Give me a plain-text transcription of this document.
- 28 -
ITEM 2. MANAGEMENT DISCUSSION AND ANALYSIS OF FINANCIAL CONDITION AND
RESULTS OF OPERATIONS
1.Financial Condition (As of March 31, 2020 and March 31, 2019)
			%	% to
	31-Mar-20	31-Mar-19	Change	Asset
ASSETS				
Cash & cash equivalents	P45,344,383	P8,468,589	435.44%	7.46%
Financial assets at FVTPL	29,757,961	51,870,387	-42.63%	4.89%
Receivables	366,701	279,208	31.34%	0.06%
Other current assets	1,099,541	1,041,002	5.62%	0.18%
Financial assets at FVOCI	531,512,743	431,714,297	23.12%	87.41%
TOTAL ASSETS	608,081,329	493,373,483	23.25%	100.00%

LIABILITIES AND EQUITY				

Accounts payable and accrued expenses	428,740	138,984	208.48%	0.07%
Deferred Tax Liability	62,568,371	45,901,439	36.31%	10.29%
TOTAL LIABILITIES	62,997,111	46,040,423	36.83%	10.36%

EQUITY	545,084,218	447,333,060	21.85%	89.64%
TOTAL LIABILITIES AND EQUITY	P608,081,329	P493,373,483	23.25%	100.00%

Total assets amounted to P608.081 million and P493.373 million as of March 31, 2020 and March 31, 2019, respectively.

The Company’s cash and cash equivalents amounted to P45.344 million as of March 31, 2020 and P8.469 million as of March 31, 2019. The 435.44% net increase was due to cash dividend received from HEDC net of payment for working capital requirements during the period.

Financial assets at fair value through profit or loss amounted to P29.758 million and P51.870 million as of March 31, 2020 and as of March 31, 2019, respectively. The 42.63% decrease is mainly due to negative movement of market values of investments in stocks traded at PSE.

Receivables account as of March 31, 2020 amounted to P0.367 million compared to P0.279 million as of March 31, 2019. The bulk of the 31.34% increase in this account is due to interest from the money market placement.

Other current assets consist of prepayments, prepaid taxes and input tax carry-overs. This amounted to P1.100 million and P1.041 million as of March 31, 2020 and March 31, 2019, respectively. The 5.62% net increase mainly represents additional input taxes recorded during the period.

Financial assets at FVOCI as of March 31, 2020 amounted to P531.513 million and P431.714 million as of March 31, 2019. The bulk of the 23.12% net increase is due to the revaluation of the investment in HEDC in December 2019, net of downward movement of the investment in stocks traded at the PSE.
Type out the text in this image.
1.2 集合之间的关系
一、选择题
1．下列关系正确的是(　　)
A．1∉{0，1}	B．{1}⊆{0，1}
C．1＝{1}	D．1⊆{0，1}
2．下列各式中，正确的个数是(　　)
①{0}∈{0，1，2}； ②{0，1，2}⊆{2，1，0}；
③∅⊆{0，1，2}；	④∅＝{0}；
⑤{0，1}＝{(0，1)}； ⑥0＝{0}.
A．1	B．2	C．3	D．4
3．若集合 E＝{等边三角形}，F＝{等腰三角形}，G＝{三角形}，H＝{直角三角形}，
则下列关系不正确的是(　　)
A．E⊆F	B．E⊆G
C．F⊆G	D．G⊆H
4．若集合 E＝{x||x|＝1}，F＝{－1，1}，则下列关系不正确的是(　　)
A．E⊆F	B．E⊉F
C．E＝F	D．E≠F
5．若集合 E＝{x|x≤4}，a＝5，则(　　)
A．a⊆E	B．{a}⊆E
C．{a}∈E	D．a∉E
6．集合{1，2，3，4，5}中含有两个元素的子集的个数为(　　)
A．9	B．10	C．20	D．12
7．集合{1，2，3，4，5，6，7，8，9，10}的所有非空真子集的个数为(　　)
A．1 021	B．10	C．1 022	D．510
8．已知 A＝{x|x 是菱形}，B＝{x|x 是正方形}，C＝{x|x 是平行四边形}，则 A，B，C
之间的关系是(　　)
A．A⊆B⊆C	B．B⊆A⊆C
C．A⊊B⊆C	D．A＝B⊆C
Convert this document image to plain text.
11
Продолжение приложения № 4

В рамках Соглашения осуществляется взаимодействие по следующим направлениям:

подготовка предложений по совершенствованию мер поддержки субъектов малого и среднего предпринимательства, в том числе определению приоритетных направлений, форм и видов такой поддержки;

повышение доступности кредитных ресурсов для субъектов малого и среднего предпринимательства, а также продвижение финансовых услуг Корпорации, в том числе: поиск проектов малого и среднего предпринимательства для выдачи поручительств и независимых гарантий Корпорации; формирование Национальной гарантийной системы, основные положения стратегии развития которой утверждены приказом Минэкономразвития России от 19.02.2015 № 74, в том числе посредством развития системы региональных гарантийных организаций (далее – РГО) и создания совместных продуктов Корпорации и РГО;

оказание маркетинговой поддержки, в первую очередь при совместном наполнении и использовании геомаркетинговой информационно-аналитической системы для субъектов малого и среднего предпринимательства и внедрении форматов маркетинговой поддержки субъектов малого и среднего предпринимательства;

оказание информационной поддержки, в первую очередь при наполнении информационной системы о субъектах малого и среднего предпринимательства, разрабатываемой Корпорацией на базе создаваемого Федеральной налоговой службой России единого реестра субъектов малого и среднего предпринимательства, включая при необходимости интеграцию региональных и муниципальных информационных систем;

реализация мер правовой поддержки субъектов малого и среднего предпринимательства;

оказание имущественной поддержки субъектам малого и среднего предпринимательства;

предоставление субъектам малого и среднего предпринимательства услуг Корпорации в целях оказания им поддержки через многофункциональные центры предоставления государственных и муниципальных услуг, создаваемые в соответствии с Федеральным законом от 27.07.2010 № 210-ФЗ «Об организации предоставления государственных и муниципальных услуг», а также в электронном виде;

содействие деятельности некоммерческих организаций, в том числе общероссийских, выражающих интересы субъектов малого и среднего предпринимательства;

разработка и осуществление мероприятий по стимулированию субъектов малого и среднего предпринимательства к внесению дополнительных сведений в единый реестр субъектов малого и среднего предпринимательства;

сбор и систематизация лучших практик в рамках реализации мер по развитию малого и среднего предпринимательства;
::::::::
**WHAT YOU ARE ASKED TO DO**
Copy all the records above precisely.

**SOLUTION TO THIS TASK**
Give me a plain-text transcription of this document.
- 28 -
ITEM 2. MANAGEMENT DISCUSSION AND ANALYSIS OF FINANCIAL CONDITION AND
RESULTS OF OPERATIONS
1.Financial Condition (As of March 31, 2020 and March 31, 2019)
			%	% to
	31-Mar-20	31-Mar-19	Change	Asset
ASSETS				
Cash & cash equivalents	P45,344,383	P8,468,589	435.44%	7.46%
Financial assets at FVTPL	29,757,961	51,870,387	-42.63%	4.89%
Receivables	366,701	279,208	31.34%	0.06%
Other current assets	1,099,541	1,041,002	5.62%	0.18%
Financial assets at FVOCI	531,512,743	431,714,297	23.12%	87.41%
TOTAL ASSETS	608,081,329	493,373,483	23.25%	100.00%

LIABILITIES AND EQUITY				

Accounts payable and accrued expenses	428,740	138,984	208.48%	0.07%
Deferred Tax Liability	62,568,371	45,901,439	36.31%	10.29%
TOTAL LIABILITIES	62,997,111	46,040,423	36.83%	10.36%

EQUITY	545,084,218	447,333,060	21.85%	89.64%
TOTAL LIABILITIES AND EQUITY	P608,081,329	P493,373,483	23.25%	100.00%

Total assets amounted to P608.081 million and P493.373 million as of March 31, 2020 and March 31, 2019, respectively.

The Company’s cash and cash equivalents amounted to P45.344 million as of March 31, 2020 and P8.469 million as of March 31, 2019. The 435.44% net increase was due to cash dividend received from HEDC net of payment for working capital requirements during the period.

Financial assets at fair value through profit or loss amounted to P29.758 million and P51.870 million as of March 31, 2020 and as of March 31, 2019, respectively. The 42.63% decrease is mainly due to negative movement of market values of investments in stocks traded at PSE.

Receivables account as of March 31, 2020 amounted to P0.367 million compared to P0.279 million as of March 31, 2019. The bulk of the 31.34% increase in this account is due to interest from the money market placement.

Other current assets consist of prepayments, prepaid taxes and input tax carry-overs. This amounted to P1.100 million and P1.041 million as of March 31, 2020 and March 31, 2019, respectively. The 5.62% net increase mainly represents additional input taxes recorded during the period.

Financial assets at FVOCI as of March 31, 2020 amounted to P531.513 million and P431.714 million as of March 31, 2019. The bulk of the 23.12% net increase is due to the revaluation of the investment in HEDC in December 2019, net of downward movement of the investment in stocks traded at the PSE.
Type out the text in this image.
1.2 集合之间的关系
一、选择题
1．下列关系正确的是(　　)
A．1∉{0，1}	B．{1}⊆{0，1}
C．1＝{1}	D．1⊆{0，1}
2．下列各式中，正确的个数是(　　)
①{0}∈{0，1，2}； ②{0，1，2}⊆{2，1，0}；
③∅⊆{0，1，2}；	④∅＝{0}；
⑤{0，1}＝{(0，1)}； ⑥0＝{0}.
A．1	B．2	C．3	D．4
3．若集合 E＝{等边三角形}，F＝{等腰三角形}，G＝{三角形}，H＝{直角三角形}，
则下列关系不正确的是(　　)
A．E⊆F	B．E⊆G
C．F⊆G	D．G⊆H
4．若集合 E＝{x||x|＝1}，F＝{－1，1}，则下列关系不正确的是(　　)
A．E⊆F	B．E⊉F
C．E＝F	D．E≠F
5．若集合 E＝{x|x≤4}，a＝5，则(　　)
A．a⊆E	B．{a}⊆E
C．{a}∈E	D．a∉E
6．集合{1，2，3，4，5}中含有两个元素的子集的个数为(　　)
A．9	B．10	C．20	D．12
7．集合{1，2，3，4，5，6，7，8，9，10}的所有非空真子集的个数为(　　)
A．1 021	B．10	C．1 022	D．510
8．已知 A＝{x|x 是菱形}，B＝{x|x 是正方形}，C＝{x|x 是平行四边形}，则 A，B，C
之间的关系是(　　)
A．A⊆B⊆C	B．B⊆A⊆C
C．A⊊B⊆C	D．A＝B⊆C
Convert this document image to plain text.
11
Продолжение приложения № 4

В рамках Соглашения осуществляется взаимодействие по следующим направлениям:

подготовка предложений по совершенствованию мер поддержки субъектов малого и среднего предпринимательства, в том числе определению приоритетных направлений, форм и видов такой поддержки;

повышение доступности кредитных ресурсов для субъектов малого и среднего предпринимательства, а также продвижение финансовых услуг Корпорации, в том числе: поиск проектов малого и среднего предпринимательства для выдачи поручительств и независимых гарантий Корпорации; формирование Национальной гарантийной системы, основные положения стратегии развития которой утверждены приказом Минэкономразвития России от 19.02.2015 № 74, в том числе посредством развития системы региональных гарантийных организаций (далее – РГО) и создания совместных продуктов Корпорации и РГО;

оказание маркетинговой поддержки, в первую очередь при совместном наполнении и использовании геомаркетинговой информационно-аналитической системы для субъектов малого и среднего предпринимательства и внедрении форматов маркетинговой поддержки субъектов малого и среднего предпринимательства;

оказание информационной поддержки, в первую очередь при наполнении информационной системы о субъектах малого и среднего предпринимательства, разрабатываемой Корпорацией на базе создаваемого Федеральной налоговой службой России единого реестра субъектов малого и среднего предпринимательства, включая при необходимости интеграцию региональных и муниципальных информационных систем;

реализация мер правовой поддержки субъектов малого и среднего предпринимательства;

оказание имущественной поддержки субъектам малого и среднего предпринимательства;

предоставление субъектам малого и среднего предпринимательства услуг Корпорации в целях оказания им поддержки через многофункциональные центры предоставления государственных и муниципальных услуг, создаваемые в соответствии с Федеральным законом от 27.07.2010 № 210-ФЗ «Об организации предоставления государственных и муниципальных услуг», а также в электронном виде;

содействие деятельности некоммерческих организаций, в том числе общероссийских, выражающих интересы субъектов малого и среднего предпринимательства;

разработка и осуществление мероприятий по стимулированию субъектов малого и среднего предпринимательства к внесению дополнительных сведений в единый реестр субъектов малого и среднего предпринимательства;

сбор и систематизация лучших практик в рамках реализации мер по развитию малого и среднего предпринимательства;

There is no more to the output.